┌─ Dataset content
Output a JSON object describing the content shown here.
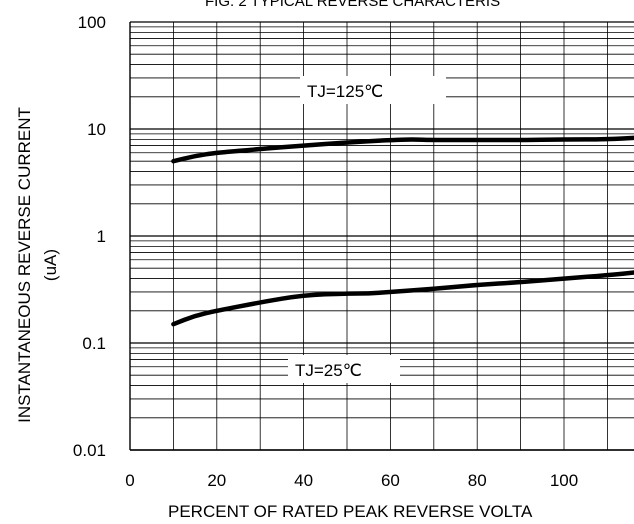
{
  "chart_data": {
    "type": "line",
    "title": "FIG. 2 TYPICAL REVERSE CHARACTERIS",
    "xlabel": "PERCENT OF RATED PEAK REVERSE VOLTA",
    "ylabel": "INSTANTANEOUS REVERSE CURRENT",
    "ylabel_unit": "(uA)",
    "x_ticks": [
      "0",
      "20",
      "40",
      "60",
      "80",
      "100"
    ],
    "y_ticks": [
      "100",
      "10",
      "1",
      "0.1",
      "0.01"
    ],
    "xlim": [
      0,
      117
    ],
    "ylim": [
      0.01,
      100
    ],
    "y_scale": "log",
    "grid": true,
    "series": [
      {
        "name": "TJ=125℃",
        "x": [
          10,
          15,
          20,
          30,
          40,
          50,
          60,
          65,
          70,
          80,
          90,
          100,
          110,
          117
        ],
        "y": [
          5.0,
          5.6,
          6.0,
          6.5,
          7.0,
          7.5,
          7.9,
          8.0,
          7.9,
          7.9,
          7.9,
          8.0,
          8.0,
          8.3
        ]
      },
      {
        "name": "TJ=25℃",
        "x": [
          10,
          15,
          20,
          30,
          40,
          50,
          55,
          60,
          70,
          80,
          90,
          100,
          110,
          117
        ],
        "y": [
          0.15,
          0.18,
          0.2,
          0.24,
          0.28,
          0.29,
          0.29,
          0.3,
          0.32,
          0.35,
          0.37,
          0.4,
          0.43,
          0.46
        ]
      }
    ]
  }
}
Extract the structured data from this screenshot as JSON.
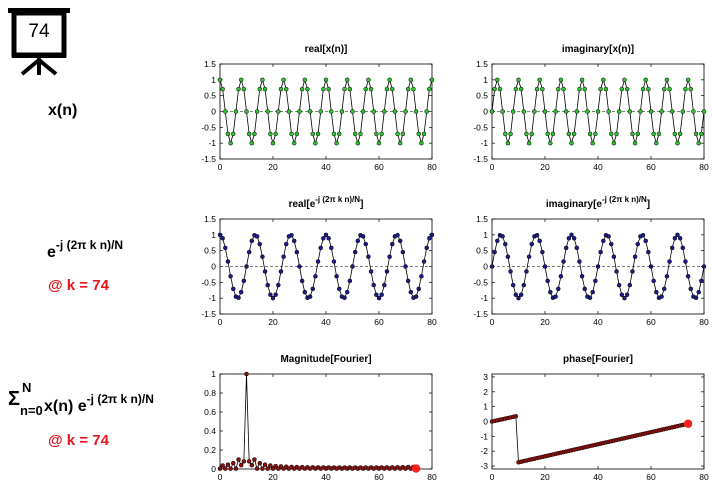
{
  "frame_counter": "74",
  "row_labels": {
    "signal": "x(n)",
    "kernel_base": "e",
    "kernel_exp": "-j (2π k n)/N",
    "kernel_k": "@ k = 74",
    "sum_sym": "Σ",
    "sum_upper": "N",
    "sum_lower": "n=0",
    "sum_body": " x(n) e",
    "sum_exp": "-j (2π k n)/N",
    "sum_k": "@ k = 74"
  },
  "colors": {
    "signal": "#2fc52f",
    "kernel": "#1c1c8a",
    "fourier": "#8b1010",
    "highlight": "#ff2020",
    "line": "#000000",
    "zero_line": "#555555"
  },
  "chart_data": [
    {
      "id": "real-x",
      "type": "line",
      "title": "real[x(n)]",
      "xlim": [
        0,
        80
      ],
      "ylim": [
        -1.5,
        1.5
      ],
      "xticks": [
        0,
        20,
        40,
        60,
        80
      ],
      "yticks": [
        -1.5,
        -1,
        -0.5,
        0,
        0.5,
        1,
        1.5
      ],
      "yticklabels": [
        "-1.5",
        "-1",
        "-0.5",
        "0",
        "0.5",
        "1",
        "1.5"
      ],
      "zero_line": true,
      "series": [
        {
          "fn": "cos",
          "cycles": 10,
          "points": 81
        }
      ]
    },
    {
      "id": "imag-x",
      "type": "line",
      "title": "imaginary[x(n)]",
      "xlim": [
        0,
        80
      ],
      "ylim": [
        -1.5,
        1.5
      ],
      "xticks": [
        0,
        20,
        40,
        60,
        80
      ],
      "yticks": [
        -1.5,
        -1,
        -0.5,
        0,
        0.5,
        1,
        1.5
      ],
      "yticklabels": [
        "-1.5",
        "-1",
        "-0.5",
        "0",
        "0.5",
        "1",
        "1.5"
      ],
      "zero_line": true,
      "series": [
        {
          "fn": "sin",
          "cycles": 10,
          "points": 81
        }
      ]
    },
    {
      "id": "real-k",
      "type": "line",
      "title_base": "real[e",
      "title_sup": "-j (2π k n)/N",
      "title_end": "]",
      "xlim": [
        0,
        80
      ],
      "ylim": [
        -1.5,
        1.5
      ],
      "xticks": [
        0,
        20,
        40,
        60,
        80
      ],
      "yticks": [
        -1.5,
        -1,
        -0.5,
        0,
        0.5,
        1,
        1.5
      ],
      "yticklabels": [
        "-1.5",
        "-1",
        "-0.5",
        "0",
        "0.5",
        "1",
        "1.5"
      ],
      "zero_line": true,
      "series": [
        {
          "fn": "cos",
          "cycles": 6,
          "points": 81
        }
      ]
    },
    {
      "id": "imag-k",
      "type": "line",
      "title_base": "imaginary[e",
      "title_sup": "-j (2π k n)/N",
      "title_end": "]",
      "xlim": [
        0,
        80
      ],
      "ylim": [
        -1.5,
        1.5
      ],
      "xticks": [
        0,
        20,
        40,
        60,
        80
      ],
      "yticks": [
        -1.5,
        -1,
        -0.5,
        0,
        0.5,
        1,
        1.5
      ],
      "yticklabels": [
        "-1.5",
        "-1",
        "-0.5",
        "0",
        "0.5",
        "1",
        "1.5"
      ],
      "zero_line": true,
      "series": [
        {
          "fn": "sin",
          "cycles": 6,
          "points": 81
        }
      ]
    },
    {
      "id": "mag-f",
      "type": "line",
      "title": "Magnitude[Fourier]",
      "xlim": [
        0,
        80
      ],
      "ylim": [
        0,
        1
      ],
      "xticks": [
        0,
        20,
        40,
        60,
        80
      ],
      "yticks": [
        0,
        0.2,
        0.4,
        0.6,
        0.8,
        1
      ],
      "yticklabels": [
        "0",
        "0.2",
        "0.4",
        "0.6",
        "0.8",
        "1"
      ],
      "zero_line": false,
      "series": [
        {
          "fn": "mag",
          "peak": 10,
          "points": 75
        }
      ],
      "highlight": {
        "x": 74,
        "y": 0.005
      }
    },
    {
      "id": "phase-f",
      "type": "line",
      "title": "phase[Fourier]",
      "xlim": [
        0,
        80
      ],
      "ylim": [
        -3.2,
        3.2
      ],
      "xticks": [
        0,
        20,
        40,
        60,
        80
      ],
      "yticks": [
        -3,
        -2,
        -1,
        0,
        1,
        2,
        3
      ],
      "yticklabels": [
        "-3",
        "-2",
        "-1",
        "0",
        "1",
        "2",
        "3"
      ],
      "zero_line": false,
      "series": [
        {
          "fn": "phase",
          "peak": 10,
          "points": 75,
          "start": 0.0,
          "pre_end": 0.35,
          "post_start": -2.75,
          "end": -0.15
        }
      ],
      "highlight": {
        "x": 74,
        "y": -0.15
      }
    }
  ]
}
└─
┌─ Dataset content
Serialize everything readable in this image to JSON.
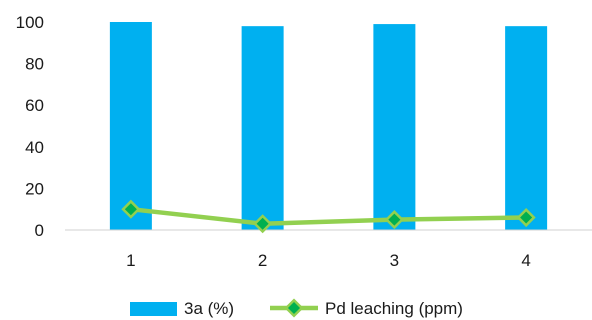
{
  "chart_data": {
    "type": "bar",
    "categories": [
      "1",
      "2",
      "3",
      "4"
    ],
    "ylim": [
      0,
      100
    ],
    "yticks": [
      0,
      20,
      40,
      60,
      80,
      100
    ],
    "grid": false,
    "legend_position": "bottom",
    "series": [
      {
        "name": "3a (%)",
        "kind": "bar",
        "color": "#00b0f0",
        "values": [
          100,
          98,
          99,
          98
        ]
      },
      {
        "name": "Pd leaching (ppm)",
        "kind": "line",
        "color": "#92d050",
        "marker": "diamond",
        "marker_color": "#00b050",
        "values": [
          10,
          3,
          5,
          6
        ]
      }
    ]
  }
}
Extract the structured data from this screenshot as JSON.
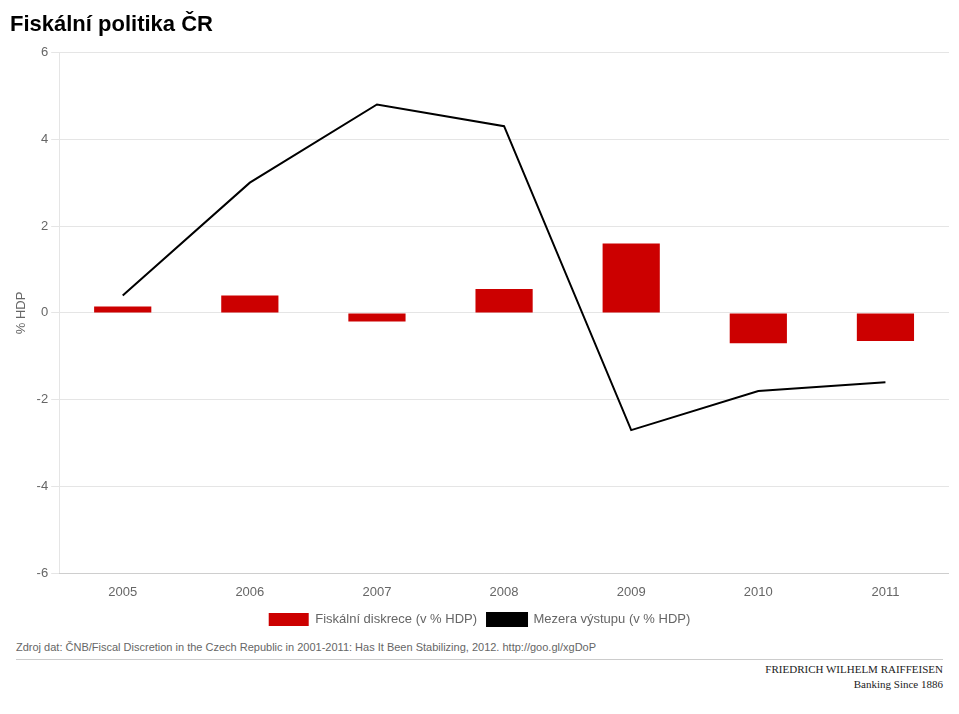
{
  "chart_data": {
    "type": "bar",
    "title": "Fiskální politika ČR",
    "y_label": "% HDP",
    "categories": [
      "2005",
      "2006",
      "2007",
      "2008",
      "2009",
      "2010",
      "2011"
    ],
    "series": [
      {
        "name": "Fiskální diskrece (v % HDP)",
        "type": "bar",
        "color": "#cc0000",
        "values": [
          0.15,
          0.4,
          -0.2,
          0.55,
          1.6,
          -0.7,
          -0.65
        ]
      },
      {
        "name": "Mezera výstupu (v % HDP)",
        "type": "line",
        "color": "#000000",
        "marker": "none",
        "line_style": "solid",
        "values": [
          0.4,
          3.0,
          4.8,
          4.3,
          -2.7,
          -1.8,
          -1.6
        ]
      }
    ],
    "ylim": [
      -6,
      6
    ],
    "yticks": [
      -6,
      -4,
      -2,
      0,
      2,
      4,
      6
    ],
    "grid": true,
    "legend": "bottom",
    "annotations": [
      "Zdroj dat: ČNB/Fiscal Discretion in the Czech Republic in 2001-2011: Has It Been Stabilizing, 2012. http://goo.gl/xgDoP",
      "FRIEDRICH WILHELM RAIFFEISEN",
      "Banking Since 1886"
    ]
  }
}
└─
┌─ Dataset content
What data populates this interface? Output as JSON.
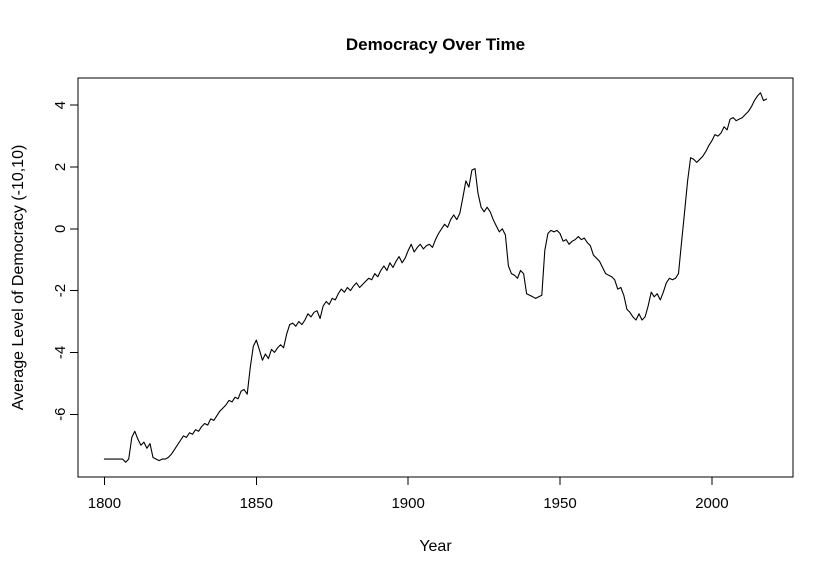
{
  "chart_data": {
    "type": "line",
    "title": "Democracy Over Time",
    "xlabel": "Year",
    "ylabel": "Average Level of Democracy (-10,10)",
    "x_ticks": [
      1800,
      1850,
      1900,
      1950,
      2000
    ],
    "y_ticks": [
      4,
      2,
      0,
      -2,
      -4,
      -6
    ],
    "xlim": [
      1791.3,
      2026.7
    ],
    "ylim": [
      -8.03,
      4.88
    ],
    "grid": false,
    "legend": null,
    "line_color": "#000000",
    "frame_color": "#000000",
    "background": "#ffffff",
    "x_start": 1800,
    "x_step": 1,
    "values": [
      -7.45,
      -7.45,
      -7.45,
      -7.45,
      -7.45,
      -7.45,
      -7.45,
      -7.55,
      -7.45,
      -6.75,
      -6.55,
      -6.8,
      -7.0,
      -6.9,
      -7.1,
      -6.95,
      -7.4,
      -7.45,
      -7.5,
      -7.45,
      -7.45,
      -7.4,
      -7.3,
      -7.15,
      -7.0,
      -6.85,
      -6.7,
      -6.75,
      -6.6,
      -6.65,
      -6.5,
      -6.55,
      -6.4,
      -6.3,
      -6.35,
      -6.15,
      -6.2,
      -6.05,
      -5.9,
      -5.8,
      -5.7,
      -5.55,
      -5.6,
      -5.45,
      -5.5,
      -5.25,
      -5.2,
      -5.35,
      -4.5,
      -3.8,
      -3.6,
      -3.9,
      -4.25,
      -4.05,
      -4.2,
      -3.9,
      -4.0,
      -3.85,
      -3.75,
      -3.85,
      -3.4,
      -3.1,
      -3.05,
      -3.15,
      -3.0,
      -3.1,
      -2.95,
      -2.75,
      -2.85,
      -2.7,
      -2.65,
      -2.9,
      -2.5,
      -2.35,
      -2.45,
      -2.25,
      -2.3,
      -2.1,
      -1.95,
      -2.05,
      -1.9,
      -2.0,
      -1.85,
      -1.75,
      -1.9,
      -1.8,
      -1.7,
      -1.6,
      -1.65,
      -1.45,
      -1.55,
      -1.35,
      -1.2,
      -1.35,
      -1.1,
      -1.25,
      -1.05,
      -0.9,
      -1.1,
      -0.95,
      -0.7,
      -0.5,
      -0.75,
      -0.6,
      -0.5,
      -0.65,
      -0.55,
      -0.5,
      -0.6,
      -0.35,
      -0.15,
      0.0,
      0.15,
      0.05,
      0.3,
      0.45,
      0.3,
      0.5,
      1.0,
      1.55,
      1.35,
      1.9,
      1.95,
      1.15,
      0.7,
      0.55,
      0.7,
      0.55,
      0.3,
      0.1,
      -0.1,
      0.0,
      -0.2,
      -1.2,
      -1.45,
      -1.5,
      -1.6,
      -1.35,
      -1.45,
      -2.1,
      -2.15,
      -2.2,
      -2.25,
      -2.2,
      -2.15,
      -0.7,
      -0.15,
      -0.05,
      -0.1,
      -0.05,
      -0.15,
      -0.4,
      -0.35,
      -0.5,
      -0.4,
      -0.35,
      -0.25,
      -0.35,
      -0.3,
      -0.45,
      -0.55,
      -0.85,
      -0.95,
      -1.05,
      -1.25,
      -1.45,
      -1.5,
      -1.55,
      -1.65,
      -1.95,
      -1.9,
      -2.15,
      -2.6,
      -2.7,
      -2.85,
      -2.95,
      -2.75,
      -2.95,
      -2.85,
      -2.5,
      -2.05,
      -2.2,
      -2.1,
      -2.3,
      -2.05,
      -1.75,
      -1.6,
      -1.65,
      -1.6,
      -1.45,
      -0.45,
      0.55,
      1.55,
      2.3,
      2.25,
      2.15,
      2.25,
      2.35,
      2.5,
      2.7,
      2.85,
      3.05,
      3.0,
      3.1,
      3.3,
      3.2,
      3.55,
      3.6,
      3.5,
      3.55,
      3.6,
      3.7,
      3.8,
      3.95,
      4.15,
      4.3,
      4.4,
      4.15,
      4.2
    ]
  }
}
└─
■ What you have to do:
Search the records above for the string "REVERSE". Copy every line that contains it.

■ Task answer:
    "title": "FIG. 2 TYPICAL REVERSE CHARACTERIS",
    "xlabel": "PERCENT OF RATED PEAK REVERSE VOLTA",
    "ylabel": "INSTANTANEOUS REVERSE CURRENT",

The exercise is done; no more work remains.